Write out the data that follows. Keep every character unchanged.

▬▬▬▬▬▬▬▬▬▬

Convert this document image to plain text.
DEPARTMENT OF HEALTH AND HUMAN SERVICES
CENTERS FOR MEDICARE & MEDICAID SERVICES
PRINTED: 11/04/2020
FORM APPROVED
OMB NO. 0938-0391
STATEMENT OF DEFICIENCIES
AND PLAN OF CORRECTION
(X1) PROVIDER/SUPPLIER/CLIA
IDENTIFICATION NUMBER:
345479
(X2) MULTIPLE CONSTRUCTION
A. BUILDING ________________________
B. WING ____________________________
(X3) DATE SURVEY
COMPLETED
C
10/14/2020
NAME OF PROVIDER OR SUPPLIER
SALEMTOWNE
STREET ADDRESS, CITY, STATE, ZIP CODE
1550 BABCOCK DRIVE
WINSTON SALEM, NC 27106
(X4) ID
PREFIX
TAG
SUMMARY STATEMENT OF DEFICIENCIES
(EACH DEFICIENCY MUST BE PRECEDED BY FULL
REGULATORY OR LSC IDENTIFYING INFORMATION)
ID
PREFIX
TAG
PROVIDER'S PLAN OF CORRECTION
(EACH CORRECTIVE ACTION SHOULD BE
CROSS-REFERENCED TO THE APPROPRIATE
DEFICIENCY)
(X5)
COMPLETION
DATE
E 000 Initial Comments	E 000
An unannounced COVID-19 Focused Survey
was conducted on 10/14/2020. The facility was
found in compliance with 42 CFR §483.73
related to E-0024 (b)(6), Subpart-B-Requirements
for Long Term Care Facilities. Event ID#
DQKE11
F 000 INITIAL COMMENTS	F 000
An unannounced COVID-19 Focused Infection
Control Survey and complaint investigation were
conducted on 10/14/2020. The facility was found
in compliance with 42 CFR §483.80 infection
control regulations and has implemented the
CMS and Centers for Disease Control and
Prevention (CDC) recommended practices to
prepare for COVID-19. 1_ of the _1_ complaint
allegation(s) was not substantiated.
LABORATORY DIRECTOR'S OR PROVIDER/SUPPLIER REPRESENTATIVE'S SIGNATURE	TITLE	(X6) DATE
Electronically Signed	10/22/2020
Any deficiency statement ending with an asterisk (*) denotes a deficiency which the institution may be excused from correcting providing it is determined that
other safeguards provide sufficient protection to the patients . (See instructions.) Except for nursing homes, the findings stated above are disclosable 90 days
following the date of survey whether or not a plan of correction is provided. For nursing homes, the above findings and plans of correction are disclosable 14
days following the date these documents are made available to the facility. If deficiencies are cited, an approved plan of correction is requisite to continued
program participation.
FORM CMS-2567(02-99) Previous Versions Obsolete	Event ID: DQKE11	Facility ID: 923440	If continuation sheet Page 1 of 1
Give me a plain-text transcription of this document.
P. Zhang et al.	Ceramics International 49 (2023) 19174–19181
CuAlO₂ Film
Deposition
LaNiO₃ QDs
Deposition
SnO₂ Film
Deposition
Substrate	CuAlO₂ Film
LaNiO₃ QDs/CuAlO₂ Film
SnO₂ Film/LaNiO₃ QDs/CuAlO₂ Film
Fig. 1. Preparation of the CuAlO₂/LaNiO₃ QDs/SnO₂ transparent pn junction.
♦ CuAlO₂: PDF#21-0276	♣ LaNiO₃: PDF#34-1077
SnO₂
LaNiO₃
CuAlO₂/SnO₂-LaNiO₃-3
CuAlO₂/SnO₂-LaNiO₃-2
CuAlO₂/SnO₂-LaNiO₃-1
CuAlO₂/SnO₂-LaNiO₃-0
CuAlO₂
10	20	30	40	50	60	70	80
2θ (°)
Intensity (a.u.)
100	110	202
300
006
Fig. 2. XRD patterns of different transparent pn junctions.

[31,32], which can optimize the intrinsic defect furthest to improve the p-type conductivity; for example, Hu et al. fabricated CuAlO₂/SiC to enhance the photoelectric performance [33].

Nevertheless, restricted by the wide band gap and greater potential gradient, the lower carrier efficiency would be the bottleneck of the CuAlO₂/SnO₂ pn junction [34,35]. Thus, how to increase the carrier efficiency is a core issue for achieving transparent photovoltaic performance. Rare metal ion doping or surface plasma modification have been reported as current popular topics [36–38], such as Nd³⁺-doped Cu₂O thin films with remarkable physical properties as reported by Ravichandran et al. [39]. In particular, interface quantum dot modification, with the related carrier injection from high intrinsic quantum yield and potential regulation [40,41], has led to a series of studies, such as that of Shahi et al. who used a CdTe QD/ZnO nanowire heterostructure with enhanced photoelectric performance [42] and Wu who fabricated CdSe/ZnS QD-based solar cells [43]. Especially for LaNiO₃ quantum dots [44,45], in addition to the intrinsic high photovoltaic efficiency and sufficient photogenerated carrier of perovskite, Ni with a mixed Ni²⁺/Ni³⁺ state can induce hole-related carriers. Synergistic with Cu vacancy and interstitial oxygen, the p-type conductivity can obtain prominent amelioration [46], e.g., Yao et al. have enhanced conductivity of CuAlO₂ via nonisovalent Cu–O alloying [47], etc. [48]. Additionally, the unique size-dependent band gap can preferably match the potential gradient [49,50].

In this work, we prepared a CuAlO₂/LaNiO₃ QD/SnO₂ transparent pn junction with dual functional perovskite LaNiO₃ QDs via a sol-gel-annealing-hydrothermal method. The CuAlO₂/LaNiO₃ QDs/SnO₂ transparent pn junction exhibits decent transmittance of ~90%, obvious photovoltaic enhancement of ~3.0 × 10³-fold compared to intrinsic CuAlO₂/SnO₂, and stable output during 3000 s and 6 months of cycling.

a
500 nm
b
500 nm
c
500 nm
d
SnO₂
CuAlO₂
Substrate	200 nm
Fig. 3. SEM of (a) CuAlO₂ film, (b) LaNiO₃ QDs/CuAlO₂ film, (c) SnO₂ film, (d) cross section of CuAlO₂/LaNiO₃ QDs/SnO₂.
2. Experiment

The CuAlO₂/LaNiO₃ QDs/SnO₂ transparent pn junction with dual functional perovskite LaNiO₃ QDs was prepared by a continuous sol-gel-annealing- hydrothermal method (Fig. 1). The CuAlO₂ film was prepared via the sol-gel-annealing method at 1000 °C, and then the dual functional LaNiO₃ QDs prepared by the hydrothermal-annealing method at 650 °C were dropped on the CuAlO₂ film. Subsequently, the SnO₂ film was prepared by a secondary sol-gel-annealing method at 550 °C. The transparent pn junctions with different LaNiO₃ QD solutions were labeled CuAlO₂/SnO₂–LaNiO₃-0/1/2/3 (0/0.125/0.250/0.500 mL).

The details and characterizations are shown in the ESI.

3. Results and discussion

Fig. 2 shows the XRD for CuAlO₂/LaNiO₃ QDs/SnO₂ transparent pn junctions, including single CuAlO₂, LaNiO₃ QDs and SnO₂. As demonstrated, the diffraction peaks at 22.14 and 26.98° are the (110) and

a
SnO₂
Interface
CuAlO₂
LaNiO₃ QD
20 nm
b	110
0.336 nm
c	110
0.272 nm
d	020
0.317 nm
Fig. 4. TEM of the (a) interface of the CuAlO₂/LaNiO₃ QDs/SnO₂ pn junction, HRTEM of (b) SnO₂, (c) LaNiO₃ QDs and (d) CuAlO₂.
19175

▬▬▬▬▬▬▬▬▬▬

*TASK RESULT*:
Convert this document image to plain text.
DEPARTMENT OF HEALTH AND HUMAN SERVICES
CENTERS FOR MEDICARE & MEDICAID SERVICES
PRINTED: 11/04/2020
FORM APPROVED
OMB NO. 0938-0391
STATEMENT OF DEFICIENCIES
AND PLAN OF CORRECTION
(X1) PROVIDER/SUPPLIER/CLIA
IDENTIFICATION NUMBER:
345479
(X2) MULTIPLE CONSTRUCTION
A. BUILDING ________________________
B. WING ____________________________
(X3) DATE SURVEY
COMPLETED
C
10/14/2020
NAME OF PROVIDER OR SUPPLIER
SALEMTOWNE
STREET ADDRESS, CITY, STATE, ZIP CODE
1550 BABCOCK DRIVE
WINSTON SALEM, NC 27106
(X4) ID
PREFIX
TAG
SUMMARY STATEMENT OF DEFICIENCIES
(EACH DEFICIENCY MUST BE PRECEDED BY FULL
REGULATORY OR LSC IDENTIFYING INFORMATION)
ID
PREFIX
TAG
PROVIDER'S PLAN OF CORRECTION
(EACH CORRECTIVE ACTION SHOULD BE
CROSS-REFERENCED TO THE APPROPRIATE
DEFICIENCY)
(X5)
COMPLETION
DATE
E 000 Initial Comments	E 000
An unannounced COVID-19 Focused Survey
was conducted on 10/14/2020. The facility was
found in compliance with 42 CFR §483.73
related to E-0024 (b)(6), Subpart-B-Requirements
for Long Term Care Facilities. Event ID#
DQKE11
F 000 INITIAL COMMENTS	F 000
An unannounced COVID-19 Focused Infection
Control Survey and complaint investigation were
conducted on 10/14/2020. The facility was found
in compliance with 42 CFR §483.80 infection
control regulations and has implemented the
CMS and Centers for Disease Control and
Prevention (CDC) recommended practices to
prepare for COVID-19. 1_ of the _1_ complaint
allegation(s) was not substantiated.
LABORATORY DIRECTOR'S OR PROVIDER/SUPPLIER REPRESENTATIVE'S SIGNATURE	TITLE	(X6) DATE
Electronically Signed	10/22/2020
Any deficiency statement ending with an asterisk (*) denotes a deficiency which the institution may be excused from correcting providing it is determined that
other safeguards provide sufficient protection to the patients . (See instructions.) Except for nursing homes, the findings stated above are disclosable 90 days
following the date of survey whether or not a plan of correction is provided. For nursing homes, the above findings and plans of correction are disclosable 14
days following the date these documents are made available to the facility. If deficiencies are cited, an approved plan of correction is requisite to continued
program participation.
FORM CMS-2567(02-99) Previous Versions Obsolete	Event ID: DQKE11	Facility ID: 923440	If continuation sheet Page 1 of 1
Give me a plain-text transcription of this document.
P. Zhang et al.	Ceramics International 49 (2023) 19174–19181
CuAlO₂ Film
Deposition
LaNiO₃ QDs
Deposition
SnO₂ Film
Deposition
Substrate	CuAlO₂ Film
LaNiO₃ QDs/CuAlO₂ Film
SnO₂ Film/LaNiO₃ QDs/CuAlO₂ Film
Fig. 1. Preparation of the CuAlO₂/LaNiO₃ QDs/SnO₂ transparent pn junction.
♦ CuAlO₂: PDF#21-0276	♣ LaNiO₃: PDF#34-1077
SnO₂
LaNiO₃
CuAlO₂/SnO₂-LaNiO₃-3
CuAlO₂/SnO₂-LaNiO₃-2
CuAlO₂/SnO₂-LaNiO₃-1
CuAlO₂/SnO₂-LaNiO₃-0
CuAlO₂
10	20	30	40	50	60	70	80
2θ (°)
Intensity (a.u.)
100	110	202
300
006
Fig. 2. XRD patterns of different transparent pn junctions.

[31,32], which can optimize the intrinsic defect furthest to improve the p-type conductivity; for example, Hu et al. fabricated CuAlO₂/SiC to enhance the photoelectric performance [33].

Nevertheless, restricted by the wide band gap and greater potential gradient, the lower carrier efficiency would be the bottleneck of the CuAlO₂/SnO₂ pn junction [34,35]. Thus, how to increase the carrier efficiency is a core issue for achieving transparent photovoltaic performance. Rare metal ion doping or surface plasma modification have been reported as current popular topics [36–38], such as Nd³⁺-doped Cu₂O thin films with remarkable physical properties as reported by Ravichandran et al. [39]. In particular, interface quantum dot modification, with the related carrier injection from high intrinsic quantum yield and potential regulation [40,41], has led to a series of studies, such as that of Shahi et al. who used a CdTe QD/ZnO nanowire heterostructure with enhanced photoelectric performance [42] and Wu who fabricated CdSe/ZnS QD-based solar cells [43]. Especially for LaNiO₃ quantum dots [44,45], in addition to the intrinsic high photovoltaic efficiency and sufficient photogenerated carrier of perovskite, Ni with a mixed Ni²⁺/Ni³⁺ state can induce hole-related carriers. Synergistic with Cu vacancy and interstitial oxygen, the p-type conductivity can obtain prominent amelioration [46], e.g., Yao et al. have enhanced conductivity of CuAlO₂ via nonisovalent Cu–O alloying [47], etc. [48]. Additionally, the unique size-dependent band gap can preferably match the potential gradient [49,50].

In this work, we prepared a CuAlO₂/LaNiO₃ QD/SnO₂ transparent pn junction with dual functional perovskite LaNiO₃ QDs via a sol-gel-annealing-hydrothermal method. The CuAlO₂/LaNiO₃ QDs/SnO₂ transparent pn junction exhibits decent transmittance of ~90%, obvious photovoltaic enhancement of ~3.0 × 10³-fold compared to intrinsic CuAlO₂/SnO₂, and stable output during 3000 s and 6 months of cycling.

a
500 nm
b
500 nm
c
500 nm
d
SnO₂
CuAlO₂
Substrate	200 nm
Fig. 3. SEM of (a) CuAlO₂ film, (b) LaNiO₃ QDs/CuAlO₂ film, (c) SnO₂ film, (d) cross section of CuAlO₂/LaNiO₃ QDs/SnO₂.
2. Experiment

The CuAlO₂/LaNiO₃ QDs/SnO₂ transparent pn junction with dual functional perovskite LaNiO₃ QDs was prepared by a continuous sol-gel-annealing- hydrothermal method (Fig. 1). The CuAlO₂ film was prepared via the sol-gel-annealing method at 1000 °C, and then the dual functional LaNiO₃ QDs prepared by the hydrothermal-annealing method at 650 °C were dropped on the CuAlO₂ film. Subsequently, the SnO₂ film was prepared by a secondary sol-gel-annealing method at 550 °C. The transparent pn junctions with different LaNiO₃ QD solutions were labeled CuAlO₂/SnO₂–LaNiO₃-0/1/2/3 (0/0.125/0.250/0.500 mL).

The details and characterizations are shown in the ESI.

3. Results and discussion

Fig. 2 shows the XRD for CuAlO₂/LaNiO₃ QDs/SnO₂ transparent pn junctions, including single CuAlO₂, LaNiO₃ QDs and SnO₂. As demonstrated, the diffraction peaks at 22.14 and 26.98° are the (110) and

a
SnO₂
Interface
CuAlO₂
LaNiO₃ QD
20 nm
b	110
0.336 nm
c	110
0.272 nm
d	020
0.317 nm
Fig. 4. TEM of the (a) interface of the CuAlO₂/LaNiO₃ QDs/SnO₂ pn junction, HRTEM of (b) SnO₂, (c) LaNiO₃ QDs and (d) CuAlO₂.
19175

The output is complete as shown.